### The problem:
Each line below that contains "definidas" counts once; report the total and nothing more.

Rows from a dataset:
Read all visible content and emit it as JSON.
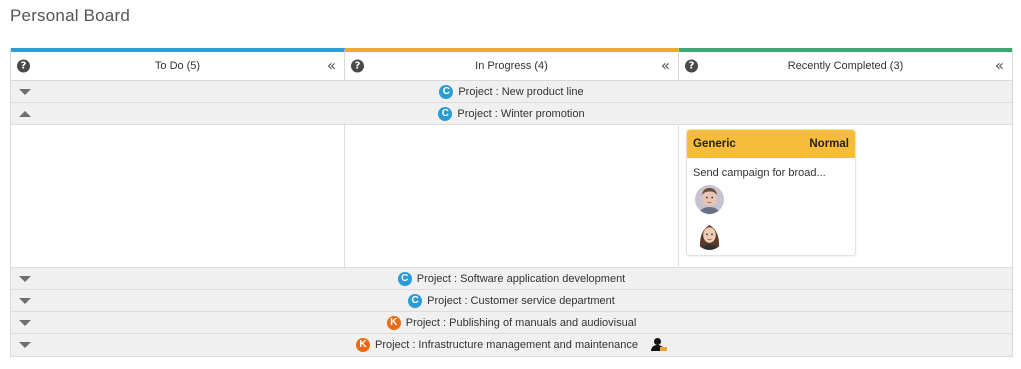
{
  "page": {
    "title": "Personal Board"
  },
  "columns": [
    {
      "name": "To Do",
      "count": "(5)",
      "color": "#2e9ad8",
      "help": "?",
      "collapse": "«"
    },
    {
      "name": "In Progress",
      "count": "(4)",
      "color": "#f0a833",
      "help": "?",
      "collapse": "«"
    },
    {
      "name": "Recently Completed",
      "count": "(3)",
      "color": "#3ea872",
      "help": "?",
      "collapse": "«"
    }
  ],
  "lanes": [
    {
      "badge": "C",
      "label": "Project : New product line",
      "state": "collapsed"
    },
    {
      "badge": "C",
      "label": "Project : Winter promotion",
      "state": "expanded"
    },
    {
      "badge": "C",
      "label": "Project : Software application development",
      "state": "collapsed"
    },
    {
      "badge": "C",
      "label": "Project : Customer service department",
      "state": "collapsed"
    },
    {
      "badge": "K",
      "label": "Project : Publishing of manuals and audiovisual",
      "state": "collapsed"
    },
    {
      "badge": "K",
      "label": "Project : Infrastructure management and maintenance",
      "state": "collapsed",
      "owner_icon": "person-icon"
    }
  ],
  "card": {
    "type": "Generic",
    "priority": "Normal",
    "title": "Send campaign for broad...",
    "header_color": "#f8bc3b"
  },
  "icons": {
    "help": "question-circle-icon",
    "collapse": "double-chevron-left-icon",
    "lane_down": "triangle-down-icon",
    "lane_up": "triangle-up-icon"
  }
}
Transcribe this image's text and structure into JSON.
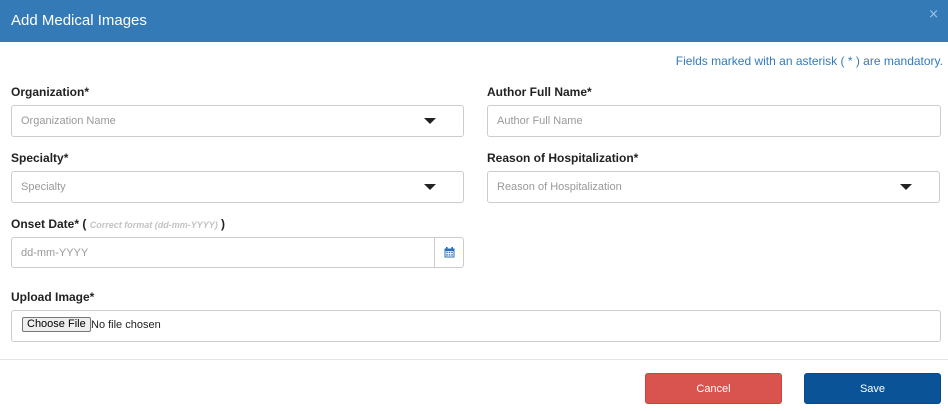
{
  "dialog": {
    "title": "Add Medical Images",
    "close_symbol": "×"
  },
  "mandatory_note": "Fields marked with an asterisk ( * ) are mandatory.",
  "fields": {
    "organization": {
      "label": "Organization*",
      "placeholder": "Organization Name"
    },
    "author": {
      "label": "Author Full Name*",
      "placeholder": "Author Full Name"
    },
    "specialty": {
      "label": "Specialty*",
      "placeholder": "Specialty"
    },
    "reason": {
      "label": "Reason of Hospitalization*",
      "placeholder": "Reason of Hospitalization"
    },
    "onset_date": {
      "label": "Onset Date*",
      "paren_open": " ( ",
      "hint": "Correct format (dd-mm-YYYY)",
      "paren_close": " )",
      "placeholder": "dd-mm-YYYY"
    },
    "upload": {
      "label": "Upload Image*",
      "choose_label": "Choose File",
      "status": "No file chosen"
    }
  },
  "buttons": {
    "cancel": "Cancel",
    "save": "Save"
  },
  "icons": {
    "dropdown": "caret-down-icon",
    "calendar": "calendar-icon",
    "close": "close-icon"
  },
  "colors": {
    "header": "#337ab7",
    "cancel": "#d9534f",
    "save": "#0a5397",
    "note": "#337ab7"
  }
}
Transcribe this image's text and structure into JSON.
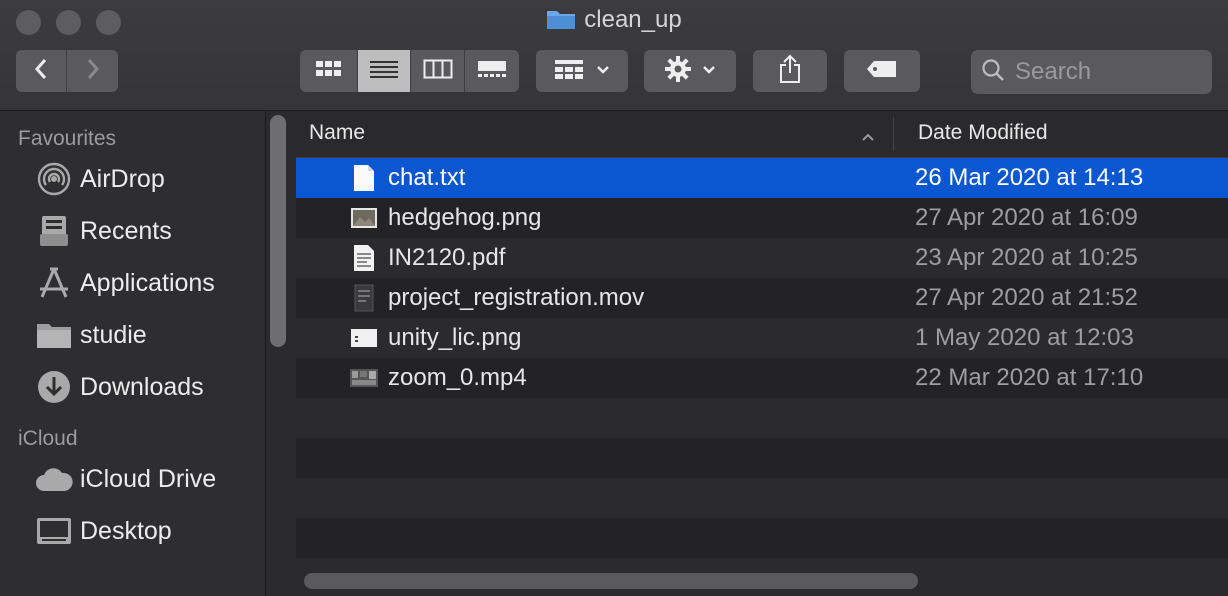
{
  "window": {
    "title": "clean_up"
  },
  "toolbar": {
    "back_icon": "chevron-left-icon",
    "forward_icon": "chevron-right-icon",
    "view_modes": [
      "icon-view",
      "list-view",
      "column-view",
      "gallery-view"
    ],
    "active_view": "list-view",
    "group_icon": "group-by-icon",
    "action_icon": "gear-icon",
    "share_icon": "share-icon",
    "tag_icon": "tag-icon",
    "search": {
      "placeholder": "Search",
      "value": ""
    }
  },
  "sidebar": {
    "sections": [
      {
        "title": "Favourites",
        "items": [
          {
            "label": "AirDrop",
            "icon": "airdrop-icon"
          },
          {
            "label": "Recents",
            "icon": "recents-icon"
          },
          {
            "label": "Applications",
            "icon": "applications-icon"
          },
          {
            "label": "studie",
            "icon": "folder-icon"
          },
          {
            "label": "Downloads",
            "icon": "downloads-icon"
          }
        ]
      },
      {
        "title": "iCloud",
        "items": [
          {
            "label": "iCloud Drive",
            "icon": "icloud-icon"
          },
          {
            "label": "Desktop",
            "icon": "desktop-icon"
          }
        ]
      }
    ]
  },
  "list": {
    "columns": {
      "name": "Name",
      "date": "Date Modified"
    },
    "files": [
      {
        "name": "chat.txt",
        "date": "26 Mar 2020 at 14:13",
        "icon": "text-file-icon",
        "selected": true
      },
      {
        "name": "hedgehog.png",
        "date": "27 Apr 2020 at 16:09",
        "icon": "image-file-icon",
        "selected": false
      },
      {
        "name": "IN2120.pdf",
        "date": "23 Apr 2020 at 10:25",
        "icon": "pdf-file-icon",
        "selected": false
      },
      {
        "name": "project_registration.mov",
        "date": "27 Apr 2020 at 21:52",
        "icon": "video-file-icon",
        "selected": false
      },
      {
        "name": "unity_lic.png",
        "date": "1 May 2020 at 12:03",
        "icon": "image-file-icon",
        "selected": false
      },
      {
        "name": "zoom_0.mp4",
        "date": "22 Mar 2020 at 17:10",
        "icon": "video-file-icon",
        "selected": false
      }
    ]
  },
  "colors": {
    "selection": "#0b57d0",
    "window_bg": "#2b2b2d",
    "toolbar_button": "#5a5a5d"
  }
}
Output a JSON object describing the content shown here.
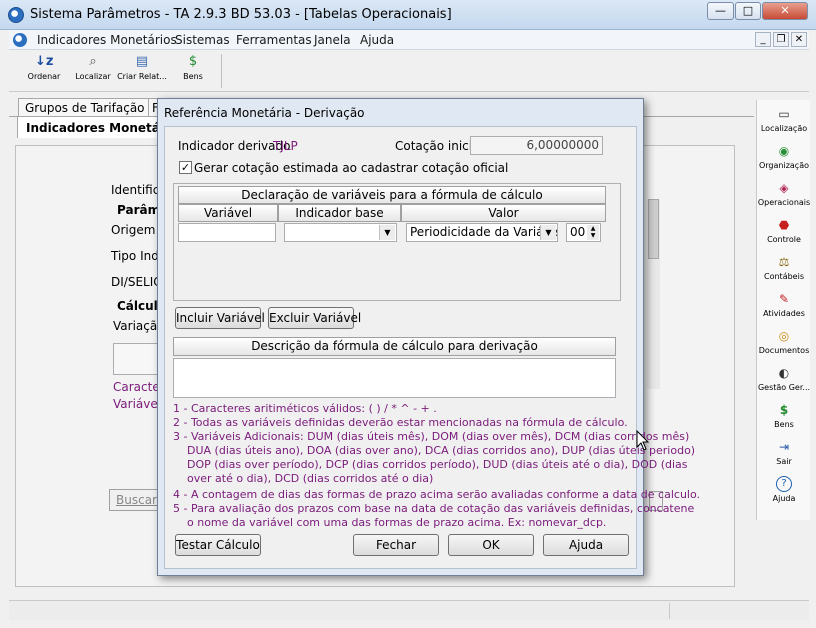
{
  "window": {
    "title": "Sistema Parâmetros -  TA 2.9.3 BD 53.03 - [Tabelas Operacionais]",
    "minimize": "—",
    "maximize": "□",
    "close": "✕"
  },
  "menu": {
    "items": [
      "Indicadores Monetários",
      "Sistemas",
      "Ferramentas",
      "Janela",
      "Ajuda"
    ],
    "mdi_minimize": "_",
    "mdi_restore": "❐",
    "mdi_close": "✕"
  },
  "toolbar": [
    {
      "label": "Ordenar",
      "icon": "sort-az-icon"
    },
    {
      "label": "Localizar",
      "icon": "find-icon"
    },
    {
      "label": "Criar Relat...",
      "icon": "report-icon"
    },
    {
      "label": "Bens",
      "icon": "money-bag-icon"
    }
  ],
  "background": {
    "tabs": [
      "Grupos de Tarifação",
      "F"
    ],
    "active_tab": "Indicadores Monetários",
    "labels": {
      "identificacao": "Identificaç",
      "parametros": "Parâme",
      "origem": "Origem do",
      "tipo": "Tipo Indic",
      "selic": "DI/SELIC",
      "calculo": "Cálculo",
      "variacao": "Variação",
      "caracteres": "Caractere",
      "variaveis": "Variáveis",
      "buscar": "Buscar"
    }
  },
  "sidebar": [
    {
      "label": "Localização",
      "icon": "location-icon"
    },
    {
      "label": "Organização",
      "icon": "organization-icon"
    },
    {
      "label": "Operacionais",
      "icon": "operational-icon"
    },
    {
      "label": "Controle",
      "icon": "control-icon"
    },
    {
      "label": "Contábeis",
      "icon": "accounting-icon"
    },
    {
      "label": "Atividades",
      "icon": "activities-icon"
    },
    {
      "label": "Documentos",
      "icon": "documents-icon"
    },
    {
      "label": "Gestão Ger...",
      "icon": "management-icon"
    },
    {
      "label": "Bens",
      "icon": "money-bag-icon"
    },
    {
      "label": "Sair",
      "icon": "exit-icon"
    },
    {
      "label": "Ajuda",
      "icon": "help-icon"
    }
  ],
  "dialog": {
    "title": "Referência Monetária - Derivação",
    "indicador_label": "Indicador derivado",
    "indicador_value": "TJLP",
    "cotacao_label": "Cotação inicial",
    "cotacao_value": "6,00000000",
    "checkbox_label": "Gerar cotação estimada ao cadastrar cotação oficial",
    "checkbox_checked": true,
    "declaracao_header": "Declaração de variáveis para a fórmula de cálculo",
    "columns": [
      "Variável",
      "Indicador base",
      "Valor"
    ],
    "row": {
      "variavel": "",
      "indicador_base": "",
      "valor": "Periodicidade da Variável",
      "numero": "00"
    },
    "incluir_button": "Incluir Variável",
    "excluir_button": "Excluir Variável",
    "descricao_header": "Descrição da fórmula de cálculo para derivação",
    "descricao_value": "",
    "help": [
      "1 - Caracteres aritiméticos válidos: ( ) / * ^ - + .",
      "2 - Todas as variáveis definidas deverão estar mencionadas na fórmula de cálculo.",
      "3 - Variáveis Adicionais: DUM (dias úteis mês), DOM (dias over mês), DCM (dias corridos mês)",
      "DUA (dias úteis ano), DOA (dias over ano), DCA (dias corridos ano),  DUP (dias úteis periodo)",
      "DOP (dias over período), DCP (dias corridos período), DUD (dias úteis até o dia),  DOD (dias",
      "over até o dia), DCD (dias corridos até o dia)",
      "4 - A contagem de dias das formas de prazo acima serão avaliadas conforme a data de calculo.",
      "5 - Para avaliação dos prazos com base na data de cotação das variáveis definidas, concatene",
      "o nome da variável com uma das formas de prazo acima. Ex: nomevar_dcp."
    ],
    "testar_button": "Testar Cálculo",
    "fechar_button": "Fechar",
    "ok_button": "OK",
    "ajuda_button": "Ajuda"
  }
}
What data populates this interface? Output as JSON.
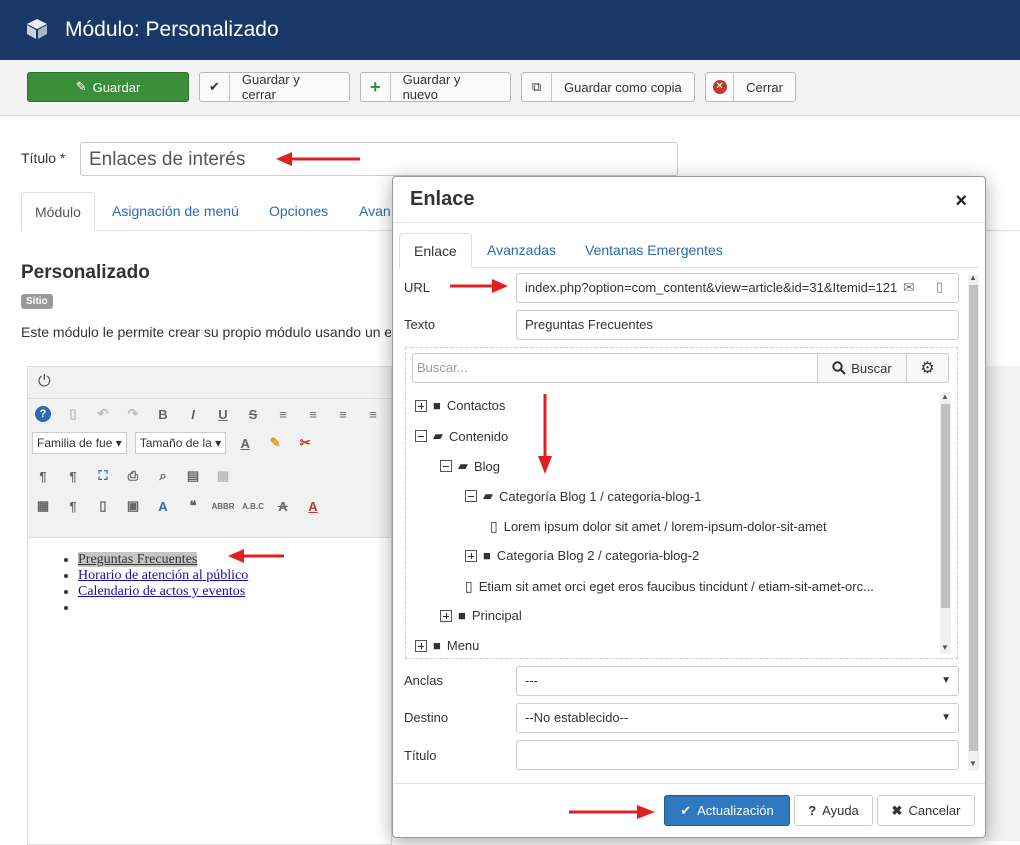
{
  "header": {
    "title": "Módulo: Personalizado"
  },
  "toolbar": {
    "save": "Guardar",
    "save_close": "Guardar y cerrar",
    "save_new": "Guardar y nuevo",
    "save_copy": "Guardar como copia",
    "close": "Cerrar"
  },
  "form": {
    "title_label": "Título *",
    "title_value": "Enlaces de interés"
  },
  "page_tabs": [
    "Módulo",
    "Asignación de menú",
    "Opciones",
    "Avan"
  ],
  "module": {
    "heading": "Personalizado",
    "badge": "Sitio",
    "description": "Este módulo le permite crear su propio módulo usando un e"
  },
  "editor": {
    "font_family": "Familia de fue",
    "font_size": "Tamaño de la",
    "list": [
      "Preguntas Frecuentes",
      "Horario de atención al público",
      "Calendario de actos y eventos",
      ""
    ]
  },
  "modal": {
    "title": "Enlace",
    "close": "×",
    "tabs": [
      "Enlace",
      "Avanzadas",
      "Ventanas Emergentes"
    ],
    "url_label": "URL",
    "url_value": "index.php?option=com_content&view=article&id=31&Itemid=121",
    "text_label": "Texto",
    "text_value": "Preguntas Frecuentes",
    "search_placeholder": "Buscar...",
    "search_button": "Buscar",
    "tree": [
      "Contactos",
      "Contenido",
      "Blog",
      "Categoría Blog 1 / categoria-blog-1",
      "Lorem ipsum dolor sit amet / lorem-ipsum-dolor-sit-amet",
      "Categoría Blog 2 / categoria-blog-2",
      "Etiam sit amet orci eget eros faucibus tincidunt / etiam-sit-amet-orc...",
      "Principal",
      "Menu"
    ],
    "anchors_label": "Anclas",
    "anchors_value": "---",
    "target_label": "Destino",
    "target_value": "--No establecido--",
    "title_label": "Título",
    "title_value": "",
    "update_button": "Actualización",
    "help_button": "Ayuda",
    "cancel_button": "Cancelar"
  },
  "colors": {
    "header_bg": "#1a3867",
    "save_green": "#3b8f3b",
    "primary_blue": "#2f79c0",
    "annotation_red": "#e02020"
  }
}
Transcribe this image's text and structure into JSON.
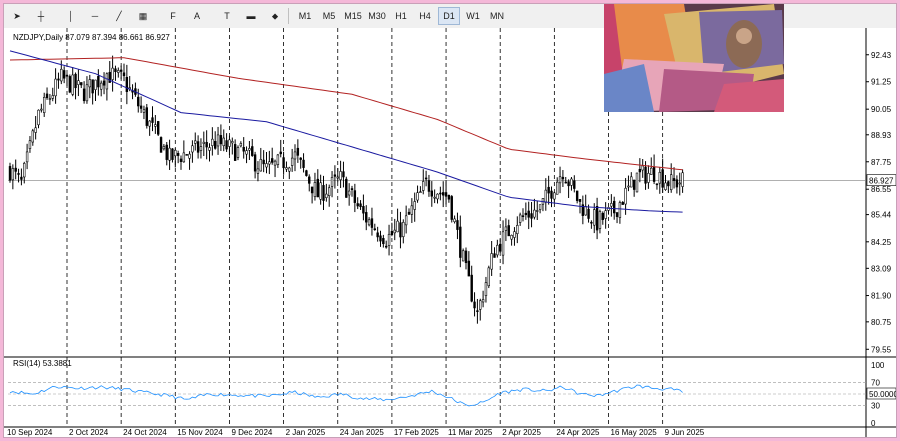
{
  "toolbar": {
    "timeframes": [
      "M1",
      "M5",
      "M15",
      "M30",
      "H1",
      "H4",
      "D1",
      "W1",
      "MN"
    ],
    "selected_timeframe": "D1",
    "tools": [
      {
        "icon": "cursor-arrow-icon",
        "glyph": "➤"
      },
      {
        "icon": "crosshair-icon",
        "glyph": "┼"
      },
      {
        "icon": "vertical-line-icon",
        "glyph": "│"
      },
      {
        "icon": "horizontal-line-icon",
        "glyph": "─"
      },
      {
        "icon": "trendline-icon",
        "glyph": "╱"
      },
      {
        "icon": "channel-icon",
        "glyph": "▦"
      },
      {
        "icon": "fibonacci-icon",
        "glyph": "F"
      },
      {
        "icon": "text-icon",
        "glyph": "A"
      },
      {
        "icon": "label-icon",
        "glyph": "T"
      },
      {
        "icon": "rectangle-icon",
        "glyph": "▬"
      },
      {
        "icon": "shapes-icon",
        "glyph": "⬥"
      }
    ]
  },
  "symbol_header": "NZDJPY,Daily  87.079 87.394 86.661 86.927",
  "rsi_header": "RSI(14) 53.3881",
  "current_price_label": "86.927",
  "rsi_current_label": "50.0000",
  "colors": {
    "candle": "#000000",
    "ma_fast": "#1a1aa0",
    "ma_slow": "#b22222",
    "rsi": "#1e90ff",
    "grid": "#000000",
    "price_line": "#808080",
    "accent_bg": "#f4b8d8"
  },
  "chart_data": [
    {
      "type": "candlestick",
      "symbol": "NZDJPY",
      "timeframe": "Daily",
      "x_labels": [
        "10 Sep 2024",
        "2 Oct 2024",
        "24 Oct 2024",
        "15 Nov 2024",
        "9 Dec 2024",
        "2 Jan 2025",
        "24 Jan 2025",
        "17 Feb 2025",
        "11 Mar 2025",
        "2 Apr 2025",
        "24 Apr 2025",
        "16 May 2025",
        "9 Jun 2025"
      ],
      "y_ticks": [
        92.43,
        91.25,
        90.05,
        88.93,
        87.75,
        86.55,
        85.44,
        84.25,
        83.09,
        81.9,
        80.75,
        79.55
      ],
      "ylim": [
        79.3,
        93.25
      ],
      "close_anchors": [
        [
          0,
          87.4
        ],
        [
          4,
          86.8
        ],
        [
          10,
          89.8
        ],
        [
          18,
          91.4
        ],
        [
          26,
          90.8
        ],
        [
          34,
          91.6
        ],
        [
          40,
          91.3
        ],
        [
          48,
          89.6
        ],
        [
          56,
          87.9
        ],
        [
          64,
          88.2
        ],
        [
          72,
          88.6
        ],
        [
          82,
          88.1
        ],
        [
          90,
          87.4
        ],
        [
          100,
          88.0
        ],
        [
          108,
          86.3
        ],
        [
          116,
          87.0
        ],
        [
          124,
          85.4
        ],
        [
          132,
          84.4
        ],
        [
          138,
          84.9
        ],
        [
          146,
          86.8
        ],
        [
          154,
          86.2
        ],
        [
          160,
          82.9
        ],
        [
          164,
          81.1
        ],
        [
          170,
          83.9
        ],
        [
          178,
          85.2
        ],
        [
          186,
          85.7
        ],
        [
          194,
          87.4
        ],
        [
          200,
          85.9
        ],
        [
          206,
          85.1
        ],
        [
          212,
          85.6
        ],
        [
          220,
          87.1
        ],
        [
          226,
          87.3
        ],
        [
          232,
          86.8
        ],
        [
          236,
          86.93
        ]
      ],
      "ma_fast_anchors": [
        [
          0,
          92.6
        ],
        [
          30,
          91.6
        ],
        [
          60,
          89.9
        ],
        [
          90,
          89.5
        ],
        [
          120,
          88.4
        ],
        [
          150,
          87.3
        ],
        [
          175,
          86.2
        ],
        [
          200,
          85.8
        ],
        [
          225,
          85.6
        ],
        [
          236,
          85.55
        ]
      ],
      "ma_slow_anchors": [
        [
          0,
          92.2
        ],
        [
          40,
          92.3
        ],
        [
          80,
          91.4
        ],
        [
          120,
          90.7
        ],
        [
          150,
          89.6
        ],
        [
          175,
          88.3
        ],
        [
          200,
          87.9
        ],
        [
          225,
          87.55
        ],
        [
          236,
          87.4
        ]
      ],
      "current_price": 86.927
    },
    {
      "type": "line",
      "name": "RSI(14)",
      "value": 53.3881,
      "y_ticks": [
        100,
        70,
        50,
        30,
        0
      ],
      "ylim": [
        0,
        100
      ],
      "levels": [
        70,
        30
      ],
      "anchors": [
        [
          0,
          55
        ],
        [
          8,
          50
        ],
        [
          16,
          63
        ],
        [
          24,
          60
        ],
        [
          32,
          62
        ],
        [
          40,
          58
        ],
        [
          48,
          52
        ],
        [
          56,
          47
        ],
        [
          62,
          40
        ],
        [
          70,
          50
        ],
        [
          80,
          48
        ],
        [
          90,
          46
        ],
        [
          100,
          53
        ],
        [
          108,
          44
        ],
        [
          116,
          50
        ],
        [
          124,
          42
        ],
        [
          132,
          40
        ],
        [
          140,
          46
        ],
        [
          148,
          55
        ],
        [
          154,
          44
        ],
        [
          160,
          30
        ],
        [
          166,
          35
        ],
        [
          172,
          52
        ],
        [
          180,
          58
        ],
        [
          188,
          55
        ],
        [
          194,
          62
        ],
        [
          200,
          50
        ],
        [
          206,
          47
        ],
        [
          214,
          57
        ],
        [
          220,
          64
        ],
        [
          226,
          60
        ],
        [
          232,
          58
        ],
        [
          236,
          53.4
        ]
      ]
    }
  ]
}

### Result of the task:
2